*What the task asks*. Leave the pictures out. Return all other data exactly.

*Data supplied*.

Start of Block

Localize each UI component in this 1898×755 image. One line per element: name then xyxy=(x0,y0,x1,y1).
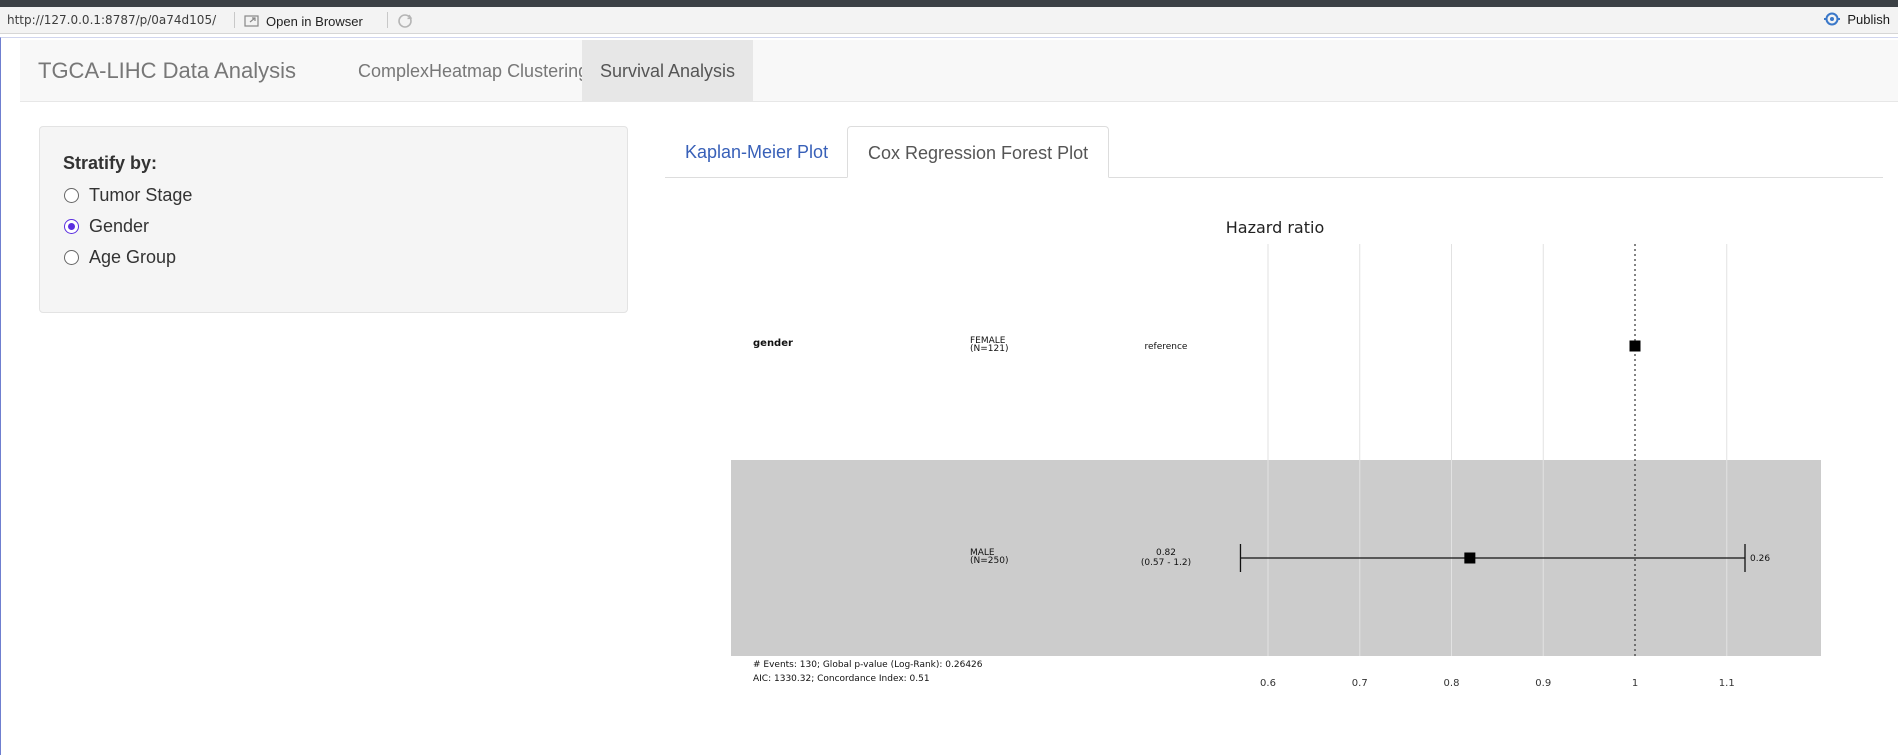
publish-label: Publish xyxy=(1847,11,1890,27)
row-estimate-label: 0.82 xyxy=(1156,548,1176,558)
forest-plot: Hazard ratio gender FEMALE(N=121) referen… xyxy=(731,218,1821,689)
x-tick-label: 0.6 xyxy=(1260,678,1276,689)
footer-line-aic: AIC: 1330.32; Concordance Index: 0.51 xyxy=(753,674,930,684)
row-estimate-label: reference xyxy=(1145,342,1188,352)
row-n-label: (N=121) xyxy=(970,344,1008,354)
chart-title: Hazard ratio xyxy=(1226,218,1324,237)
row-p-value: 0.26 xyxy=(1750,554,1770,564)
radio-option-age-group[interactable]: Age Group xyxy=(64,247,176,268)
publish-button[interactable]: Publish xyxy=(1823,11,1890,27)
nav-item-complexheatmap-clustering[interactable]: ComplexHeatmap Clustering xyxy=(340,40,606,102)
hazard-ratio-point xyxy=(1464,552,1476,564)
toolbar-divider xyxy=(234,12,235,28)
browser-toolbar: http://127.0.0.1:8787/p/0a74d105/ Open i… xyxy=(0,7,1898,34)
radio-button[interactable] xyxy=(64,188,79,203)
radio-button[interactable] xyxy=(64,250,79,265)
forest-row: FEMALE(N=121) reference xyxy=(970,336,1641,354)
app-brand[interactable]: TGCA-LIHC Data Analysis xyxy=(38,58,296,84)
hazard-ratio-point xyxy=(1629,340,1641,352)
x-tick-label: 0.9 xyxy=(1535,678,1551,689)
navbar: TGCA-LIHC Data Analysis ComplexHeatmap C… xyxy=(20,40,1898,102)
window-top-strip xyxy=(0,0,1898,7)
refresh-icon[interactable] xyxy=(396,12,414,30)
open-in-browser-button[interactable]: Open in Browser xyxy=(244,11,363,31)
x-axis-ticks: 0.6 0.7 0.8 0.9 1 1.1 xyxy=(1260,678,1735,689)
stratify-panel: Stratify by: Tumor Stage Gender Age Grou… xyxy=(39,126,628,313)
radio-label: Age Group xyxy=(89,247,177,267)
publish-icon xyxy=(1824,12,1841,26)
open-in-browser-icon xyxy=(244,15,259,27)
radio-button[interactable] xyxy=(64,219,79,234)
open-in-browser-label: Open in Browser xyxy=(266,13,363,29)
radio-option-gender[interactable]: Gender xyxy=(64,216,149,237)
x-tick-label: 1 xyxy=(1632,678,1638,689)
row-n-label: (N=250) xyxy=(970,556,1008,566)
radio-label: Gender xyxy=(89,216,150,236)
plot-tabs: Kaplan-Meier Plot Cox Regression Forest … xyxy=(665,126,1883,178)
radio-label: Tumor Stage xyxy=(89,185,193,205)
shiny-app-frame: TGCA-LIHC Data Analysis ComplexHeatmap C… xyxy=(0,37,1898,755)
url-text[interactable]: http://127.0.0.1:8787/p/0a74d105/ xyxy=(7,13,216,27)
toolbar-divider xyxy=(387,12,388,28)
tab-cox-regression-forest-plot[interactable]: Cox Regression Forest Plot xyxy=(847,126,1110,178)
tab-kaplan-meier-plot[interactable]: Kaplan-Meier Plot xyxy=(665,126,848,178)
radio-option-tumor-stage[interactable]: Tumor Stage xyxy=(64,185,192,206)
x-tick-label: 0.7 xyxy=(1352,678,1368,689)
variable-label: gender xyxy=(753,338,793,349)
x-tick-label: 1.1 xyxy=(1719,678,1735,689)
row-ci-label: (0.57 - 1.2) xyxy=(1141,558,1191,568)
footer-line-events: # Events: 130; Global p-value (Log-Rank)… xyxy=(753,660,983,670)
stratify-label: Stratify by: xyxy=(63,153,158,173)
nav-item-survival-analysis[interactable]: Survival Analysis xyxy=(582,40,754,102)
x-tick-label: 0.8 xyxy=(1444,678,1460,689)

End of Block

*Response to the task*.
Localize each UI component in this 1898×755 image. One line per element: name then xyxy=(x0,y0,x1,y1).
publish-label: Publish xyxy=(1847,11,1890,27)
row-estimate-label: 0.82 xyxy=(1156,548,1176,558)
forest-plot: Hazard ratio gender FEMALE(N=121) referen… xyxy=(731,218,1821,689)
x-tick-label: 0.6 xyxy=(1260,678,1276,689)
footer-line-aic: AIC: 1330.32; Concordance Index: 0.51 xyxy=(753,674,930,684)
row-estimate-label: reference xyxy=(1145,342,1188,352)
row-n-label: (N=121) xyxy=(970,344,1008,354)
chart-title: Hazard ratio xyxy=(1226,218,1324,237)
row-p-value: 0.26 xyxy=(1750,554,1770,564)
radio-option-age-group[interactable]: Age Group xyxy=(64,247,176,268)
publish-button[interactable]: Publish xyxy=(1823,11,1890,27)
nav-item-complexheatmap-clustering[interactable]: ComplexHeatmap Clustering xyxy=(340,40,606,102)
hazard-ratio-point xyxy=(1464,552,1476,564)
toolbar-divider xyxy=(234,12,235,28)
browser-toolbar: http://127.0.0.1:8787/p/0a74d105/ Open i… xyxy=(0,7,1898,34)
radio-button[interactable] xyxy=(64,188,79,203)
radio-button[interactable] xyxy=(64,250,79,265)
forest-row: FEMALE(N=121) reference xyxy=(970,336,1641,354)
app-brand[interactable]: TGCA-LIHC Data Analysis xyxy=(38,58,296,84)
hazard-ratio-point xyxy=(1629,340,1641,352)
x-tick-label: 0.9 xyxy=(1535,678,1551,689)
navbar: TGCA-LIHC Data Analysis ComplexHeatmap C… xyxy=(20,40,1898,102)
window-top-strip xyxy=(0,0,1898,7)
refresh-icon[interactable] xyxy=(396,12,414,30)
open-in-browser-button[interactable]: Open in Browser xyxy=(244,11,363,31)
x-axis-ticks: 0.6 0.7 0.8 0.9 1 1.1 xyxy=(1260,678,1735,689)
stratify-panel: Stratify by: Tumor Stage Gender Age Grou… xyxy=(39,126,628,313)
radio-label: Age Group xyxy=(89,247,177,267)
publish-icon xyxy=(1824,12,1841,26)
open-in-browser-icon xyxy=(244,15,259,27)
radio-button[interactable] xyxy=(64,219,79,234)
open-in-browser-label: Open in Browser xyxy=(266,13,363,29)
radio-option-gender[interactable]: Gender xyxy=(64,216,149,237)
x-tick-label: 1 xyxy=(1632,678,1638,689)
row-n-label: (N=250) xyxy=(970,556,1008,566)
radio-label: Gender xyxy=(89,216,150,236)
plot-tabs: Kaplan-Meier Plot Cox Regression Forest … xyxy=(665,126,1883,178)
radio-label: Tumor Stage xyxy=(89,185,193,205)
shiny-app-frame: TGCA-LIHC Data Analysis ComplexHeatmap C… xyxy=(0,37,1898,755)
url-text[interactable]: http://127.0.0.1:8787/p/0a74d105/ xyxy=(7,13,216,27)
toolbar-divider xyxy=(387,12,388,28)
tab-cox-regression-forest-plot[interactable]: Cox Regression Forest Plot xyxy=(847,126,1110,178)
tab-kaplan-meier-plot[interactable]: Kaplan-Meier Plot xyxy=(665,126,848,178)
radio-option-tumor-stage[interactable]: Tumor Stage xyxy=(64,185,192,206)
x-tick-label: 0.7 xyxy=(1352,678,1368,689)
variable-label: gender xyxy=(753,338,793,349)
x-tick-label: 1.1 xyxy=(1719,678,1735,689)
row-ci-label: (0.57 - 1.2) xyxy=(1141,558,1191,568)
footer-line-events: # Events: 130; Global p-value (Log-Rank)… xyxy=(753,660,983,670)
stratify-label: Stratify by: xyxy=(63,153,158,173)
nav-item-survival-analysis[interactable]: Survival Analysis xyxy=(582,40,754,102)
x-tick-label: 0.8 xyxy=(1444,678,1460,689)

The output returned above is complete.